**MATERIAL SUPPLIED**
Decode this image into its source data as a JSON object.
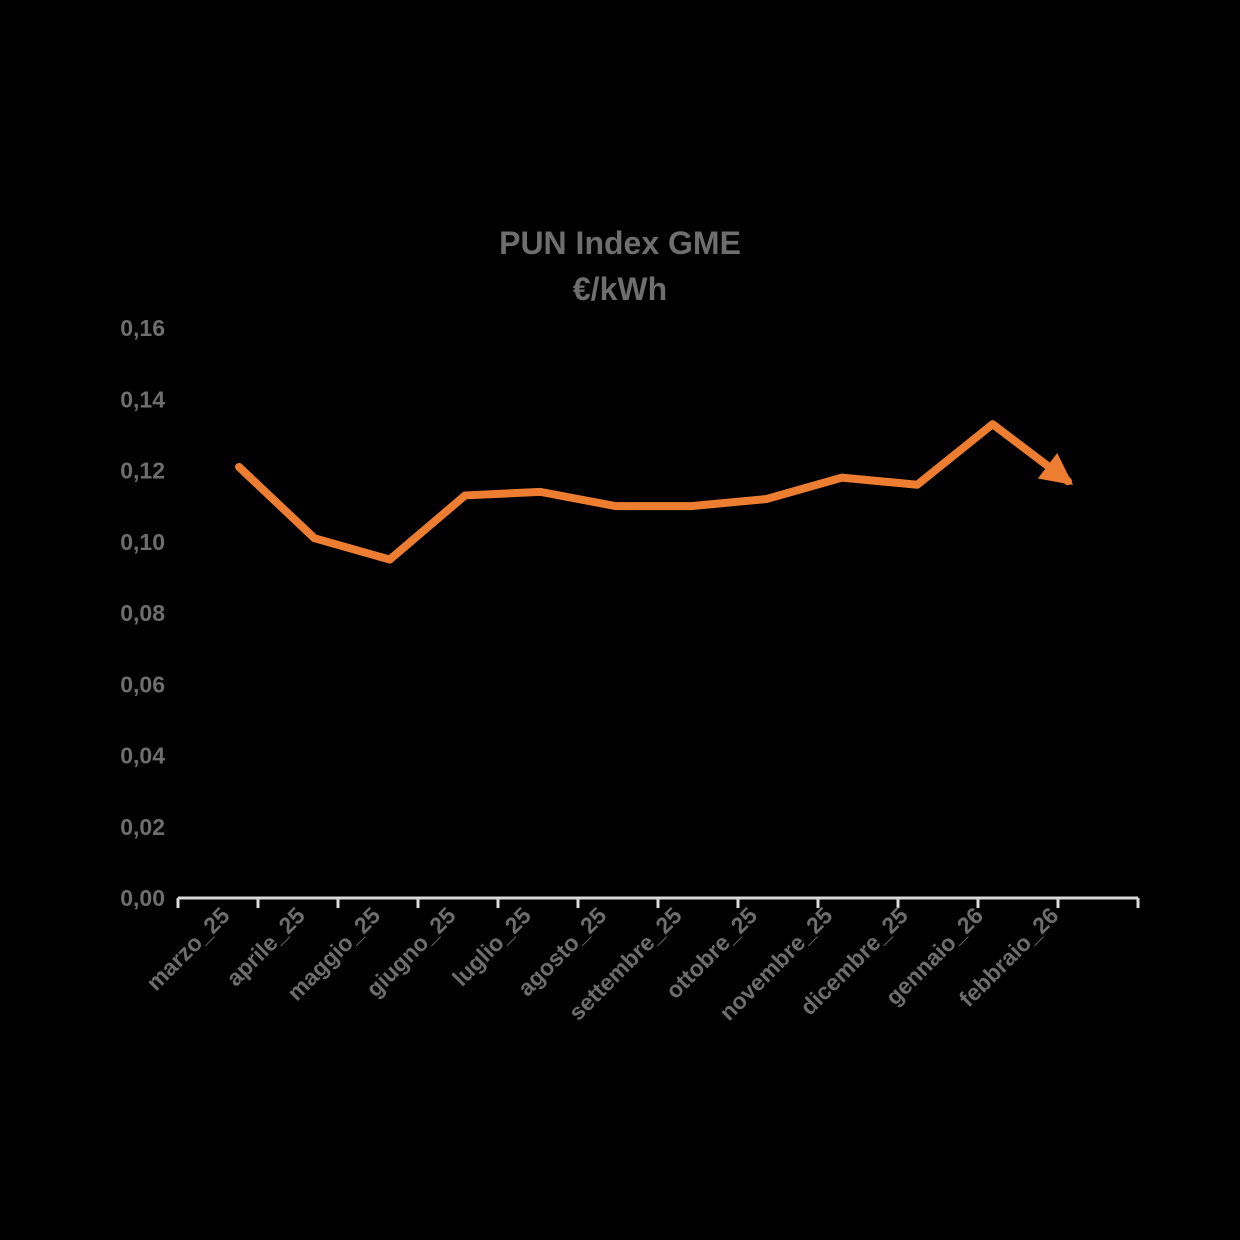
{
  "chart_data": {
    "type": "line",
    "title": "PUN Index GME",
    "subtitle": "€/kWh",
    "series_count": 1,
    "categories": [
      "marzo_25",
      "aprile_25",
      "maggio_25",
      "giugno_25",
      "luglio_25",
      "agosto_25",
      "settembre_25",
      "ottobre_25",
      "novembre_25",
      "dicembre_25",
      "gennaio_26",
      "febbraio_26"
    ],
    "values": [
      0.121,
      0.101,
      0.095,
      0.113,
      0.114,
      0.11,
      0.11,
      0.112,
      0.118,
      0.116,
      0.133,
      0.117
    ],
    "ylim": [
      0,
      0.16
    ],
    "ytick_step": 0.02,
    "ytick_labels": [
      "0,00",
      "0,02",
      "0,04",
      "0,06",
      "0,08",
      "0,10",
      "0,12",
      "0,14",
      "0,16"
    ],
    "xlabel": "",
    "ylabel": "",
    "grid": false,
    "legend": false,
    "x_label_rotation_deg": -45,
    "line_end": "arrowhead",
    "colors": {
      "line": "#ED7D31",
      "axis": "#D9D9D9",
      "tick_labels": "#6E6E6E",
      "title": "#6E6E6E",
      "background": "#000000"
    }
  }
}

**WHAT YOU ARE ASKED TO DO**
Reproduce the entries exactly. Do not carry over any picture.

**THE RESPONSE**
Decode this image into its source data as a JSON object.
{
  "chart_data": {
    "type": "line",
    "title": "PUN Index GME",
    "subtitle": "€/kWh",
    "series_count": 1,
    "categories": [
      "marzo_25",
      "aprile_25",
      "maggio_25",
      "giugno_25",
      "luglio_25",
      "agosto_25",
      "settembre_25",
      "ottobre_25",
      "novembre_25",
      "dicembre_25",
      "gennaio_26",
      "febbraio_26"
    ],
    "values": [
      0.121,
      0.101,
      0.095,
      0.113,
      0.114,
      0.11,
      0.11,
      0.112,
      0.118,
      0.116,
      0.133,
      0.117
    ],
    "ylim": [
      0,
      0.16
    ],
    "ytick_step": 0.02,
    "ytick_labels": [
      "0,00",
      "0,02",
      "0,04",
      "0,06",
      "0,08",
      "0,10",
      "0,12",
      "0,14",
      "0,16"
    ],
    "xlabel": "",
    "ylabel": "",
    "grid": false,
    "legend": false,
    "x_label_rotation_deg": -45,
    "line_end": "arrowhead",
    "colors": {
      "line": "#ED7D31",
      "axis": "#D9D9D9",
      "tick_labels": "#6E6E6E",
      "title": "#6E6E6E",
      "background": "#000000"
    }
  }
}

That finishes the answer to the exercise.